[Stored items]
-- Start --

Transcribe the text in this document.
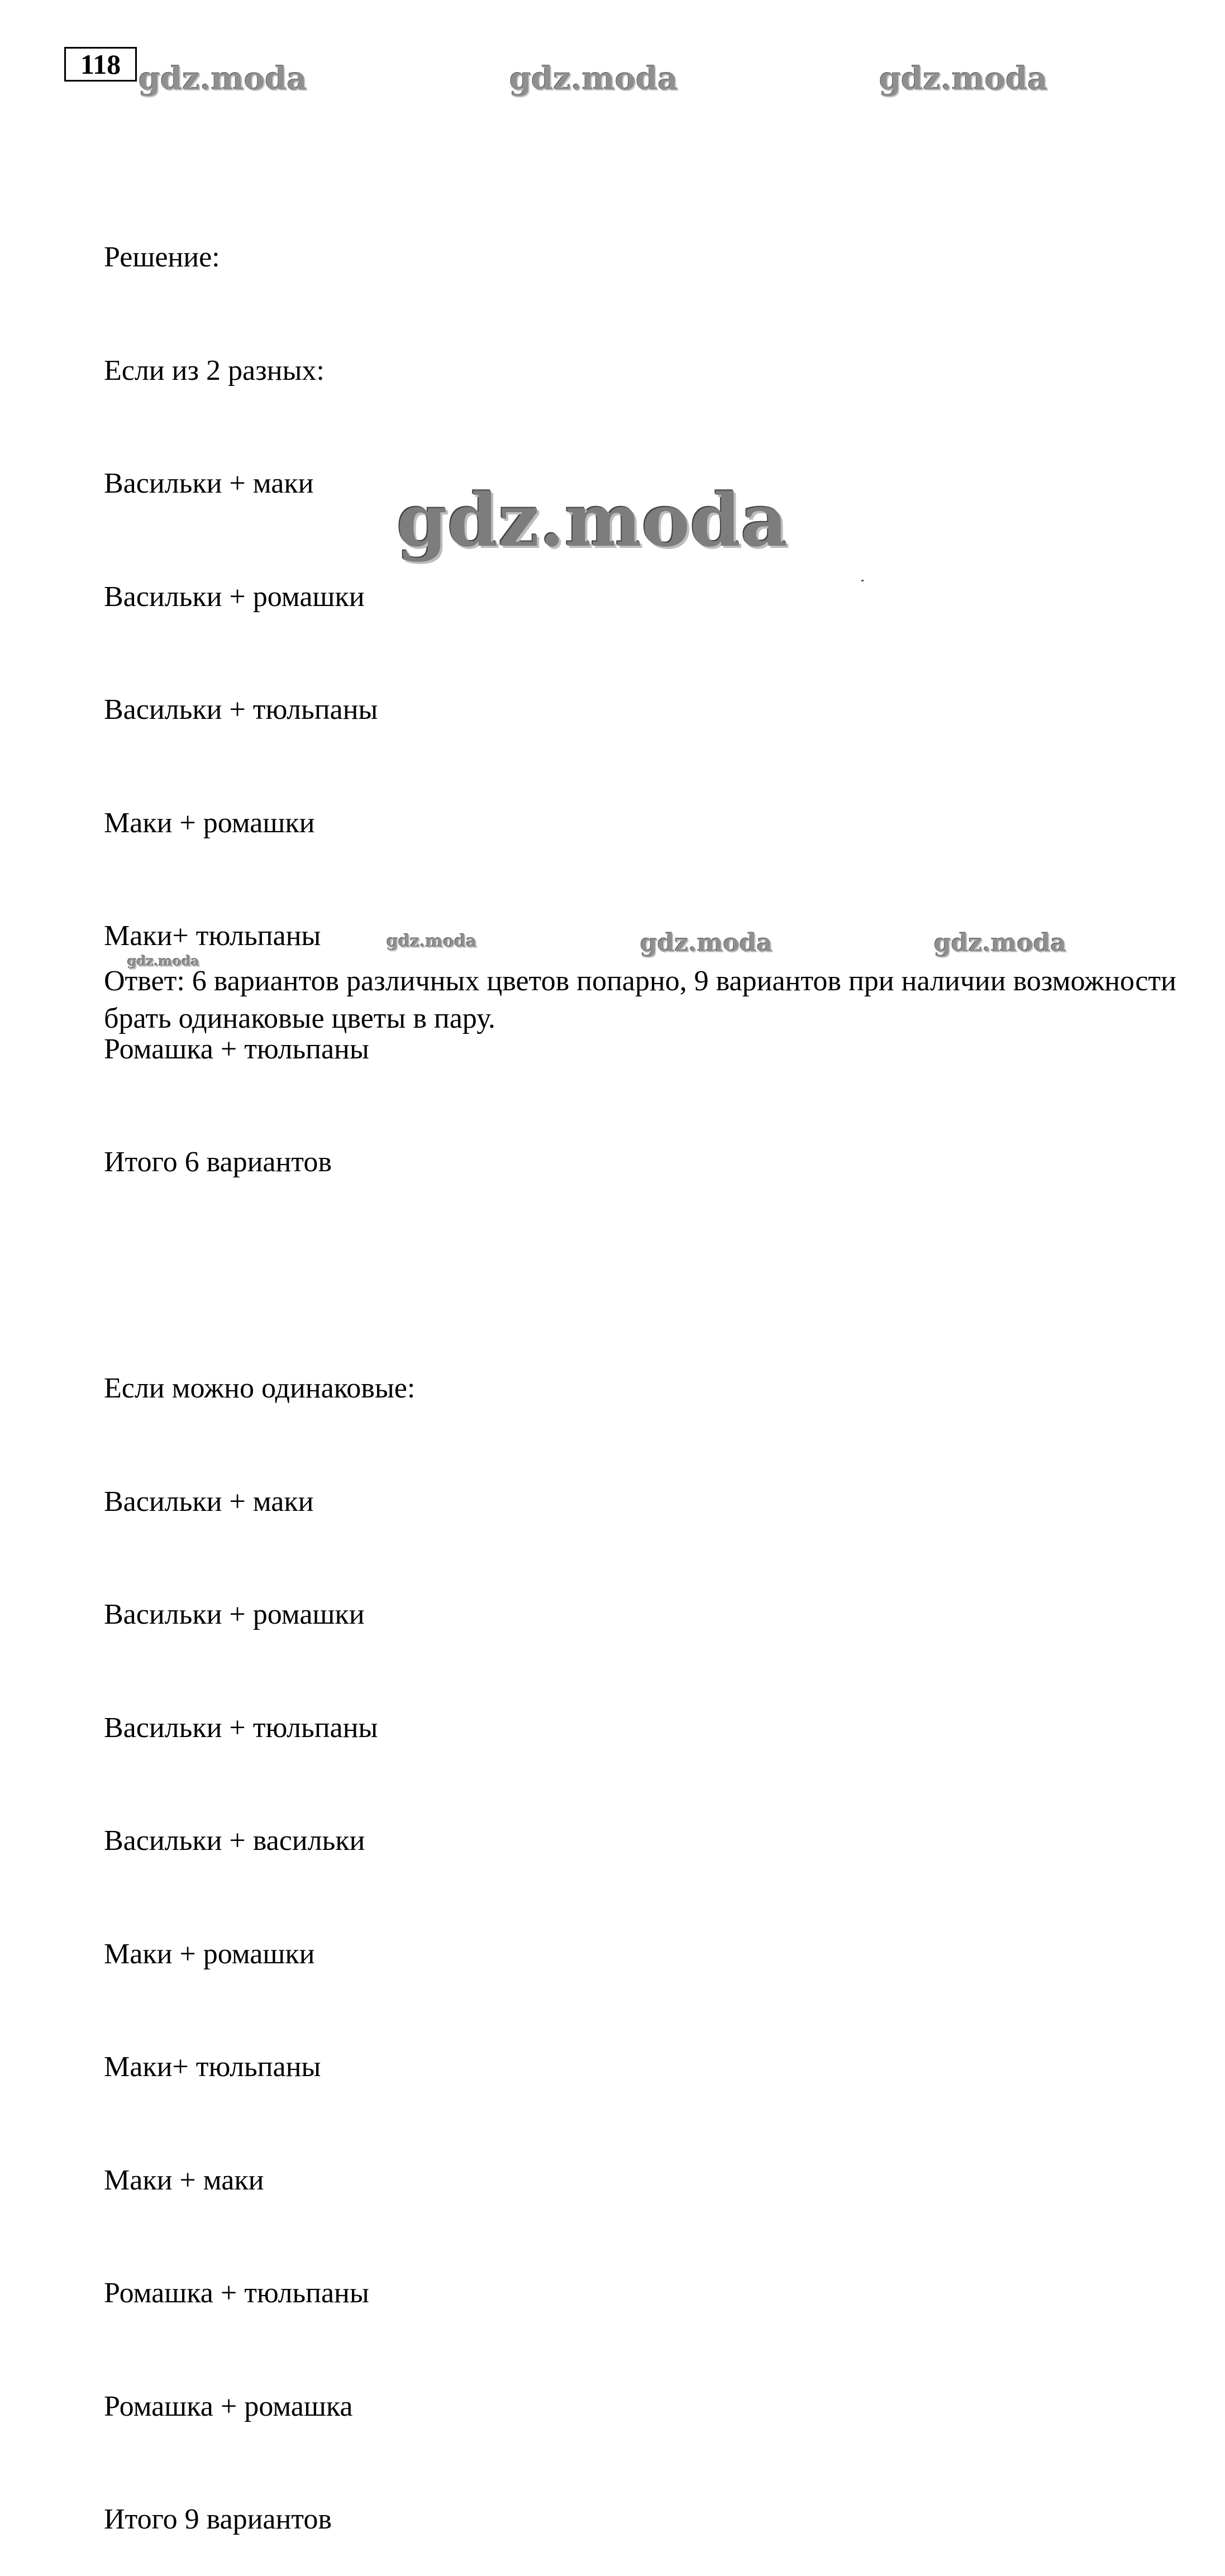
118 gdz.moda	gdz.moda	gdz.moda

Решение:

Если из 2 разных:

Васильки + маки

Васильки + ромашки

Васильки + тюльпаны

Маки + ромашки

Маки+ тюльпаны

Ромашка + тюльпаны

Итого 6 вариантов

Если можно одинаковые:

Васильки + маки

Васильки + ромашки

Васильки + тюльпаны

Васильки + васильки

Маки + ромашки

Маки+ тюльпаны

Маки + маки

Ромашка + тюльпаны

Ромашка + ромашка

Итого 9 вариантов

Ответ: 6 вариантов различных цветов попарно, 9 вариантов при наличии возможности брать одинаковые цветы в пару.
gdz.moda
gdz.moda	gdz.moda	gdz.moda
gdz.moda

-- End --

Every record above should be written out again without change, except that the pictures are left out.

# EXERCISE RESULT:
Transcribe the text in this document.
118 gdz.moda	gdz.moda	gdz.moda

Решение:

Если из 2 разных:

Васильки + маки

Васильки + ромашки

Васильки + тюльпаны

Маки + ромашки

Маки+ тюльпаны

Ромашка + тюльпаны

Итого 6 вариантов

Если можно одинаковые:

Васильки + маки

Васильки + ромашки

Васильки + тюльпаны

Васильки + васильки

Маки + ромашки

Маки+ тюльпаны

Маки + маки

Ромашка + тюльпаны

Ромашка + ромашка

Итого 9 вариантов

Ответ: 6 вариантов различных цветов попарно, 9 вариантов при наличии возможности брать одинаковые цветы в пару.
gdz.moda
gdz.moda	gdz.moda	gdz.moda
gdz.moda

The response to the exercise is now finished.